**Required work:** Every record below should appear in your answer, copied exactly.

- Opening Delimiter -

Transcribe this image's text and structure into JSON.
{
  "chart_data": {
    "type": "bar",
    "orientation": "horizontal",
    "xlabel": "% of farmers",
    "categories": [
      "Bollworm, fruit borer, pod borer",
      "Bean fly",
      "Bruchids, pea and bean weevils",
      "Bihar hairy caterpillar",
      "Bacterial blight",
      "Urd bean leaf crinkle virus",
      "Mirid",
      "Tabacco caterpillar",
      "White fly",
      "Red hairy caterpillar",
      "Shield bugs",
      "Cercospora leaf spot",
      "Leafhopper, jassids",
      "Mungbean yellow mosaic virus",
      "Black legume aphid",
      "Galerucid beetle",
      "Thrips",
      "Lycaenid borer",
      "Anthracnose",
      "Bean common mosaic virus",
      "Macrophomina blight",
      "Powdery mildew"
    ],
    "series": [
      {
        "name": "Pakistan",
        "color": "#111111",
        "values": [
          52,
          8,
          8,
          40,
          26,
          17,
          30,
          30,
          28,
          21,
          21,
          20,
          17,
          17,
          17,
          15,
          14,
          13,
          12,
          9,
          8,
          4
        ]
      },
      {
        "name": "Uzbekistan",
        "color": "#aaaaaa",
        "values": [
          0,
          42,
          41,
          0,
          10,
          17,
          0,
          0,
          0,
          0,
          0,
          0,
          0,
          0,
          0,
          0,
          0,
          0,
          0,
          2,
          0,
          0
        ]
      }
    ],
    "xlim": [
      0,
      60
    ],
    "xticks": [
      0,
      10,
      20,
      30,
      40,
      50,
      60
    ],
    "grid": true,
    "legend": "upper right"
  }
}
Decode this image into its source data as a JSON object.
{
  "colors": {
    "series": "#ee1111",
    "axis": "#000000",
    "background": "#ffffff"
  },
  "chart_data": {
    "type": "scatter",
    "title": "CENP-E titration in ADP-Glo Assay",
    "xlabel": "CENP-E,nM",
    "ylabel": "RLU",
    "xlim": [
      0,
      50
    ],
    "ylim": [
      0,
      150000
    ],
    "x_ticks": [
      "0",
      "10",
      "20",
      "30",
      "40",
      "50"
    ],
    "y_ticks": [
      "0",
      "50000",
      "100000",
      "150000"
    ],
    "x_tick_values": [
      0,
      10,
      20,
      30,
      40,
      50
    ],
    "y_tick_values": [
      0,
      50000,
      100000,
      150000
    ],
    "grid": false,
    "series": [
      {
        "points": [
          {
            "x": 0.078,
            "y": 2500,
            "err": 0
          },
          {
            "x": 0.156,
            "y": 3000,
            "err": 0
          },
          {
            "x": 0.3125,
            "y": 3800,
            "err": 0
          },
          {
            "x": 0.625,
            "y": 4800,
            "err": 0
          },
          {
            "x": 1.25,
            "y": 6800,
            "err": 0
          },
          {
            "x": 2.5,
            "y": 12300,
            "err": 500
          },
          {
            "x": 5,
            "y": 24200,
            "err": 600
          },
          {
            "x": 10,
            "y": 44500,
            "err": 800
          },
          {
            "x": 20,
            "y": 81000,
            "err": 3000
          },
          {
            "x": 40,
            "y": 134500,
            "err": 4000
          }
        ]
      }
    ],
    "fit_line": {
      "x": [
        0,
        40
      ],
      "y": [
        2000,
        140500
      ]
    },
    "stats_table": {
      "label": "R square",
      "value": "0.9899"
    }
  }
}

- Closing Delimiter -

**Written response:**
Transcribe this image's text and structure into JSON.
{
  "chart_data": {
    "type": "bar",
    "orientation": "horizontal",
    "xlabel": "% of farmers",
    "categories": [
      "Bollworm, fruit borer, pod borer",
      "Bean fly",
      "Bruchids, pea and bean weevils",
      "Bihar hairy caterpillar",
      "Bacterial blight",
      "Urd bean leaf crinkle virus",
      "Mirid",
      "Tabacco caterpillar",
      "White fly",
      "Red hairy caterpillar",
      "Shield bugs",
      "Cercospora leaf spot",
      "Leafhopper, jassids",
      "Mungbean yellow mosaic virus",
      "Black legume aphid",
      "Galerucid beetle",
      "Thrips",
      "Lycaenid borer",
      "Anthracnose",
      "Bean common mosaic virus",
      "Macrophomina blight",
      "Powdery mildew"
    ],
    "series": [
      {
        "name": "Pakistan",
        "color": "#111111",
        "values": [
          52,
          8,
          8,
          40,
          26,
          17,
          30,
          30,
          28,
          21,
          21,
          20,
          17,
          17,
          17,
          15,
          14,
          13,
          12,
          9,
          8,
          4
        ]
      },
      {
        "name": "Uzbekistan",
        "color": "#aaaaaa",
        "values": [
          0,
          42,
          41,
          0,
          10,
          17,
          0,
          0,
          0,
          0,
          0,
          0,
          0,
          0,
          0,
          0,
          0,
          0,
          0,
          2,
          0,
          0
        ]
      }
    ],
    "xlim": [
      0,
      60
    ],
    "xticks": [
      0,
      10,
      20,
      30,
      40,
      50,
      60
    ],
    "grid": true,
    "legend": "upper right"
  }
}
Decode this image into its source data as a JSON object.
{
  "colors": {
    "series": "#ee1111",
    "axis": "#000000",
    "background": "#ffffff"
  },
  "chart_data": {
    "type": "scatter",
    "title": "CENP-E titration in ADP-Glo Assay",
    "xlabel": "CENP-E,nM",
    "ylabel": "RLU",
    "xlim": [
      0,
      50
    ],
    "ylim": [
      0,
      150000
    ],
    "x_ticks": [
      "0",
      "10",
      "20",
      "30",
      "40",
      "50"
    ],
    "y_ticks": [
      "0",
      "50000",
      "100000",
      "150000"
    ],
    "x_tick_values": [
      0,
      10,
      20,
      30,
      40,
      50
    ],
    "y_tick_values": [
      0,
      50000,
      100000,
      150000
    ],
    "grid": false,
    "series": [
      {
        "points": [
          {
            "x": 0.078,
            "y": 2500,
            "err": 0
          },
          {
            "x": 0.156,
            "y": 3000,
            "err": 0
          },
          {
            "x": 0.3125,
            "y": 3800,
            "err": 0
          },
          {
            "x": 0.625,
            "y": 4800,
            "err": 0
          },
          {
            "x": 1.25,
            "y": 6800,
            "err": 0
          },
          {
            "x": 2.5,
            "y": 12300,
            "err": 500
          },
          {
            "x": 5,
            "y": 24200,
            "err": 600
          },
          {
            "x": 10,
            "y": 44500,
            "err": 800
          },
          {
            "x": 20,
            "y": 81000,
            "err": 3000
          },
          {
            "x": 40,
            "y": 134500,
            "err": 4000
          }
        ]
      }
    ],
    "fit_line": {
      "x": [
        0,
        40
      ],
      "y": [
        2000,
        140500
      ]
    },
    "stats_table": {
      "label": "R square",
      "value": "0.9899"
    }
  }
}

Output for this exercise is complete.